:: EXERCISE INPUTS ::
--

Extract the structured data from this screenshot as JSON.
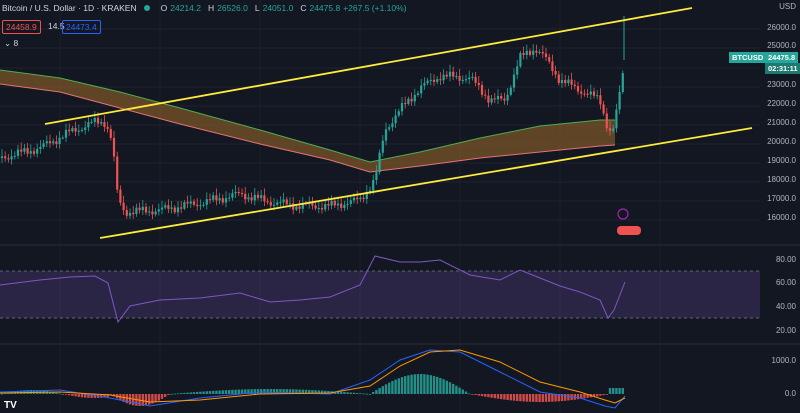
{
  "header": {
    "title": "Bitcoin / U.S. Dollar · 1D · KRAKEN",
    "open_label": "O",
    "open": "24214.2",
    "high_label": "H",
    "high": "26526.0",
    "low_label": "L",
    "low": "24051.0",
    "close_label": "C",
    "close": "24475.8",
    "change": "+267.5 (+1.10%)"
  },
  "order_bar": {
    "sell_price": "24458.9",
    "spread": "14.5",
    "buy_price": "24473.4"
  },
  "indicators_toggle": {
    "icon": "chevron-down-icon",
    "count": "8"
  },
  "price_axis": {
    "currency": "USD",
    "labels": [
      "26000.0",
      "25000.0",
      "23000.0",
      "22000.0",
      "21000.0",
      "20000.0",
      "19000.0",
      "18000.0",
      "17000.0",
      "16000.0"
    ]
  },
  "price_tag": {
    "symbol": "BTCUSD",
    "price": "24475.8",
    "countdown": "02:31:11"
  },
  "rsi_axis": {
    "labels": [
      "80.00",
      "60.00",
      "40.00",
      "20.00"
    ]
  },
  "macd_axis": {
    "labels": [
      "1000.0",
      "0.0"
    ]
  },
  "colors": {
    "bull": "#26a69a",
    "bear": "#ef5350",
    "trendline": "#ffeb3b",
    "rsi": "#7e57c2",
    "background": "#131722"
  },
  "logo": "TV"
}
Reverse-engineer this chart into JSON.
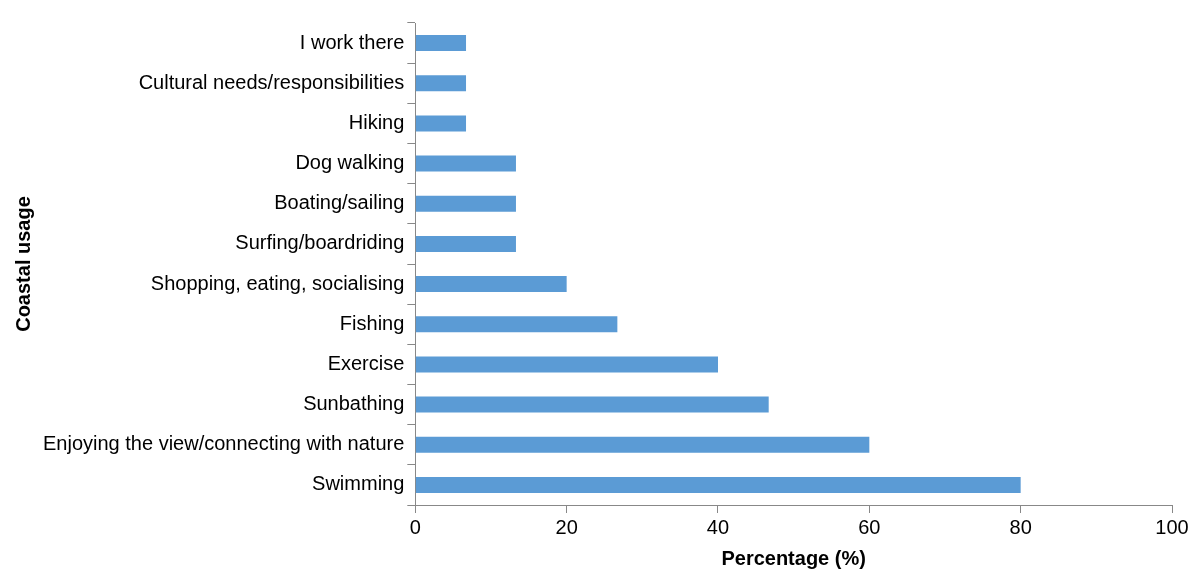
{
  "chart_data": {
    "type": "bar",
    "orientation": "horizontal",
    "xlabel": "Percentage (%)",
    "ylabel": "Coastal usage",
    "categories": [
      "I work there",
      "Cultural needs/responsibilities",
      "Hiking",
      "Dog walking",
      "Boating/sailing",
      "Surfing/boardriding",
      "Shopping, eating, socialising",
      "Fishing",
      "Exercise",
      "Sunbathing",
      "Enjoying the view/connecting with nature",
      "Swimming"
    ],
    "values": [
      6.7,
      6.7,
      6.7,
      13.3,
      13.3,
      13.3,
      20,
      26.7,
      40,
      46.7,
      60,
      80
    ],
    "color": "#5b9bd5",
    "xlim": [
      0,
      100
    ],
    "xticks": [
      0,
      20,
      40,
      60,
      80,
      100
    ],
    "grid": false,
    "legend": false
  }
}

--

Take every line from the data that contains the word "JSON".

:: REPLY TO THE TASK ::
Extract the structured data from this screenshot as JSON.
Reverse-engineer this chart into JSON.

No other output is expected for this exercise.